> _WHAT IS EXPECTED_
Will you transcribe all the entries word for word, skipping the pictures they hold?

> _DATA EXTRACT_
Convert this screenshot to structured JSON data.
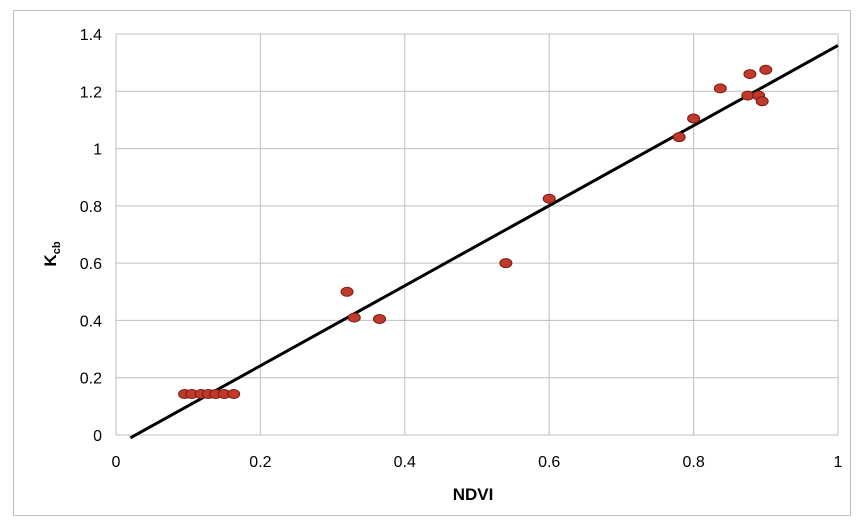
{
  "chart_data": {
    "type": "scatter",
    "xlabel": "NDVI",
    "ylabel_main": "K",
    "ylabel_sub": "cb",
    "xlim": [
      0,
      1
    ],
    "ylim": [
      0,
      1.4
    ],
    "xticks": [
      0,
      0.2,
      0.4,
      0.6,
      0.8,
      1
    ],
    "xtick_labels": [
      "0",
      "0.2",
      "0.4",
      "0.6",
      "0.8",
      "1"
    ],
    "yticks": [
      0,
      0.2,
      0.4,
      0.6,
      0.8,
      1,
      1.2,
      1.4
    ],
    "ytick_labels": [
      "0",
      "0.2",
      "0.4",
      "0.6",
      "0.8",
      "1",
      "1.2",
      "1.4"
    ],
    "grid": true,
    "legend": "none",
    "colors": {
      "points": "#c0392b",
      "points_stroke": "#7a1a14",
      "line": "#000000",
      "grid": "#bfbfbf"
    },
    "points": [
      {
        "x": 0.095,
        "y": 0.143
      },
      {
        "x": 0.105,
        "y": 0.143
      },
      {
        "x": 0.118,
        "y": 0.143
      },
      {
        "x": 0.128,
        "y": 0.143
      },
      {
        "x": 0.138,
        "y": 0.143
      },
      {
        "x": 0.15,
        "y": 0.143
      },
      {
        "x": 0.163,
        "y": 0.143
      },
      {
        "x": 0.32,
        "y": 0.5
      },
      {
        "x": 0.33,
        "y": 0.41
      },
      {
        "x": 0.365,
        "y": 0.405
      },
      {
        "x": 0.54,
        "y": 0.6
      },
      {
        "x": 0.6,
        "y": 0.825
      },
      {
        "x": 0.78,
        "y": 1.04
      },
      {
        "x": 0.8,
        "y": 1.105
      },
      {
        "x": 0.837,
        "y": 1.21
      },
      {
        "x": 0.875,
        "y": 1.185
      },
      {
        "x": 0.878,
        "y": 1.26
      },
      {
        "x": 0.89,
        "y": 1.185
      },
      {
        "x": 0.895,
        "y": 1.165
      },
      {
        "x": 0.9,
        "y": 1.275
      }
    ],
    "fit_line": {
      "x": [
        0.02,
        1
      ],
      "y": [
        -0.01,
        1.36
      ]
    }
  }
}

> _ANSWER FOR THIS EXERCISE_
Convert this screenshot to structured JSON data.
{
  "chart_data": {
    "type": "scatter",
    "xlabel": "NDVI",
    "ylabel_main": "K",
    "ylabel_sub": "cb",
    "xlim": [
      0,
      1
    ],
    "ylim": [
      0,
      1.4
    ],
    "xticks": [
      0,
      0.2,
      0.4,
      0.6,
      0.8,
      1
    ],
    "xtick_labels": [
      "0",
      "0.2",
      "0.4",
      "0.6",
      "0.8",
      "1"
    ],
    "yticks": [
      0,
      0.2,
      0.4,
      0.6,
      0.8,
      1,
      1.2,
      1.4
    ],
    "ytick_labels": [
      "0",
      "0.2",
      "0.4",
      "0.6",
      "0.8",
      "1",
      "1.2",
      "1.4"
    ],
    "grid": true,
    "legend": "none",
    "colors": {
      "points": "#c0392b",
      "points_stroke": "#7a1a14",
      "line": "#000000",
      "grid": "#bfbfbf"
    },
    "points": [
      {
        "x": 0.095,
        "y": 0.143
      },
      {
        "x": 0.105,
        "y": 0.143
      },
      {
        "x": 0.118,
        "y": 0.143
      },
      {
        "x": 0.128,
        "y": 0.143
      },
      {
        "x": 0.138,
        "y": 0.143
      },
      {
        "x": 0.15,
        "y": 0.143
      },
      {
        "x": 0.163,
        "y": 0.143
      },
      {
        "x": 0.32,
        "y": 0.5
      },
      {
        "x": 0.33,
        "y": 0.41
      },
      {
        "x": 0.365,
        "y": 0.405
      },
      {
        "x": 0.54,
        "y": 0.6
      },
      {
        "x": 0.6,
        "y": 0.825
      },
      {
        "x": 0.78,
        "y": 1.04
      },
      {
        "x": 0.8,
        "y": 1.105
      },
      {
        "x": 0.837,
        "y": 1.21
      },
      {
        "x": 0.875,
        "y": 1.185
      },
      {
        "x": 0.878,
        "y": 1.26
      },
      {
        "x": 0.89,
        "y": 1.185
      },
      {
        "x": 0.895,
        "y": 1.165
      },
      {
        "x": 0.9,
        "y": 1.275
      }
    ],
    "fit_line": {
      "x": [
        0.02,
        1
      ],
      "y": [
        -0.01,
        1.36
      ]
    }
  }
}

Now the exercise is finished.